[Items from a dataset]
───

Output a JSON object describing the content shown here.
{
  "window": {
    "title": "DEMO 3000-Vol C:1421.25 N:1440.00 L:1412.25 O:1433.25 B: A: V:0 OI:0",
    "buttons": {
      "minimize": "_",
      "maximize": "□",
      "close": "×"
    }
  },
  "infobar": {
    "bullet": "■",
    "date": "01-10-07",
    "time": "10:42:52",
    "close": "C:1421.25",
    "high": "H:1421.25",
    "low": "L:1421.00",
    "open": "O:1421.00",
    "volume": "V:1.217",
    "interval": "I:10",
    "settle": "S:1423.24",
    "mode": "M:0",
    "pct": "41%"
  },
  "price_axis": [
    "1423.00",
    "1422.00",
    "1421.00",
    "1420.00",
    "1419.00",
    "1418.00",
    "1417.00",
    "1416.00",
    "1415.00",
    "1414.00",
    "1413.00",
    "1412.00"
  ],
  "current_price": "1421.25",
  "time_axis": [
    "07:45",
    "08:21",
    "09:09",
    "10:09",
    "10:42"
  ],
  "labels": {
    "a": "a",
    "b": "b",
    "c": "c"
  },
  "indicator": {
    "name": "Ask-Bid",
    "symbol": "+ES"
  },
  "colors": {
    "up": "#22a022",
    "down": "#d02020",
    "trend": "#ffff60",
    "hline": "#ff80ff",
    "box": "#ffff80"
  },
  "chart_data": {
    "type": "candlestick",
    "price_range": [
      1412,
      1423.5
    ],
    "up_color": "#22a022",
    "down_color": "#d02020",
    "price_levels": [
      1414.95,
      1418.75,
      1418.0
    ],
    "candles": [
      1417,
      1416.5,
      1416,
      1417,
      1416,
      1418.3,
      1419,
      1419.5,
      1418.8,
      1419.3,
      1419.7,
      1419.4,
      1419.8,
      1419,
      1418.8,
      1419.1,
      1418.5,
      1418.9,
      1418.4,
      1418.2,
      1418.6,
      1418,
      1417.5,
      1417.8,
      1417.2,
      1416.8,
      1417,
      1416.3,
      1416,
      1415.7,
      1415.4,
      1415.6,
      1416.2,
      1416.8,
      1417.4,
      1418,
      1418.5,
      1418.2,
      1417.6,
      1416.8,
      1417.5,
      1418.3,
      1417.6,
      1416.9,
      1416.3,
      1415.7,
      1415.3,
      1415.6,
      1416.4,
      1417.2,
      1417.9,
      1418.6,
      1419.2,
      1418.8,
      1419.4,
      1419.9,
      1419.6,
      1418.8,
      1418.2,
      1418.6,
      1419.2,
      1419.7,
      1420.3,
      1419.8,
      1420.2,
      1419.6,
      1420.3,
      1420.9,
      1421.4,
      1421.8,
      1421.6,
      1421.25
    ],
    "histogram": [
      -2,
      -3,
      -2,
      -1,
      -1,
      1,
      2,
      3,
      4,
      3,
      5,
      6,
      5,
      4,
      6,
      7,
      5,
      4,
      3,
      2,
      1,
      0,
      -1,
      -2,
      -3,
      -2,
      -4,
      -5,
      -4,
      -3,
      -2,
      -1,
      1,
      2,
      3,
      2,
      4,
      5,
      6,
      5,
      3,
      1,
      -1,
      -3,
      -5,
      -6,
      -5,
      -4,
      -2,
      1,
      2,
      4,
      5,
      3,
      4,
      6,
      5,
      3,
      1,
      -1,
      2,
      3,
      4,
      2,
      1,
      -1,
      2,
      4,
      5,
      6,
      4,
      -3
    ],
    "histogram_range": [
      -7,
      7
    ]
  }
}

───

▶ **The task**
Each entry above is to be quoted exactly.

▶ **Response for this exercise**
Output a JSON object describing the content shown here.
{
  "window": {
    "title": "DEMO 3000-Vol C:1421.25 N:1440.00 L:1412.25 O:1433.25 B: A: V:0 OI:0",
    "buttons": {
      "minimize": "_",
      "maximize": "□",
      "close": "×"
    }
  },
  "infobar": {
    "bullet": "■",
    "date": "01-10-07",
    "time": "10:42:52",
    "close": "C:1421.25",
    "high": "H:1421.25",
    "low": "L:1421.00",
    "open": "O:1421.00",
    "volume": "V:1.217",
    "interval": "I:10",
    "settle": "S:1423.24",
    "mode": "M:0",
    "pct": "41%"
  },
  "price_axis": [
    "1423.00",
    "1422.00",
    "1421.00",
    "1420.00",
    "1419.00",
    "1418.00",
    "1417.00",
    "1416.00",
    "1415.00",
    "1414.00",
    "1413.00",
    "1412.00"
  ],
  "current_price": "1421.25",
  "time_axis": [
    "07:45",
    "08:21",
    "09:09",
    "10:09",
    "10:42"
  ],
  "labels": {
    "a": "a",
    "b": "b",
    "c": "c"
  },
  "indicator": {
    "name": "Ask-Bid",
    "symbol": "+ES"
  },
  "colors": {
    "up": "#22a022",
    "down": "#d02020",
    "trend": "#ffff60",
    "hline": "#ff80ff",
    "box": "#ffff80"
  },
  "chart_data": {
    "type": "candlestick",
    "price_range": [
      1412,
      1423.5
    ],
    "up_color": "#22a022",
    "down_color": "#d02020",
    "price_levels": [
      1414.95,
      1418.75,
      1418.0
    ],
    "candles": [
      1417,
      1416.5,
      1416,
      1417,
      1416,
      1418.3,
      1419,
      1419.5,
      1418.8,
      1419.3,
      1419.7,
      1419.4,
      1419.8,
      1419,
      1418.8,
      1419.1,
      1418.5,
      1418.9,
      1418.4,
      1418.2,
      1418.6,
      1418,
      1417.5,
      1417.8,
      1417.2,
      1416.8,
      1417,
      1416.3,
      1416,
      1415.7,
      1415.4,
      1415.6,
      1416.2,
      1416.8,
      1417.4,
      1418,
      1418.5,
      1418.2,
      1417.6,
      1416.8,
      1417.5,
      1418.3,
      1417.6,
      1416.9,
      1416.3,
      1415.7,
      1415.3,
      1415.6,
      1416.4,
      1417.2,
      1417.9,
      1418.6,
      1419.2,
      1418.8,
      1419.4,
      1419.9,
      1419.6,
      1418.8,
      1418.2,
      1418.6,
      1419.2,
      1419.7,
      1420.3,
      1419.8,
      1420.2,
      1419.6,
      1420.3,
      1420.9,
      1421.4,
      1421.8,
      1421.6,
      1421.25
    ],
    "histogram": [
      -2,
      -3,
      -2,
      -1,
      -1,
      1,
      2,
      3,
      4,
      3,
      5,
      6,
      5,
      4,
      6,
      7,
      5,
      4,
      3,
      2,
      1,
      0,
      -1,
      -2,
      -3,
      -2,
      -4,
      -5,
      -4,
      -3,
      -2,
      -1,
      1,
      2,
      3,
      2,
      4,
      5,
      6,
      5,
      3,
      1,
      -1,
      -3,
      -5,
      -6,
      -5,
      -4,
      -2,
      1,
      2,
      4,
      5,
      3,
      4,
      6,
      5,
      3,
      1,
      -1,
      2,
      3,
      4,
      2,
      1,
      -1,
      2,
      4,
      5,
      6,
      4,
      -3
    ],
    "histogram_range": [
      -7,
      7
    ]
  }
}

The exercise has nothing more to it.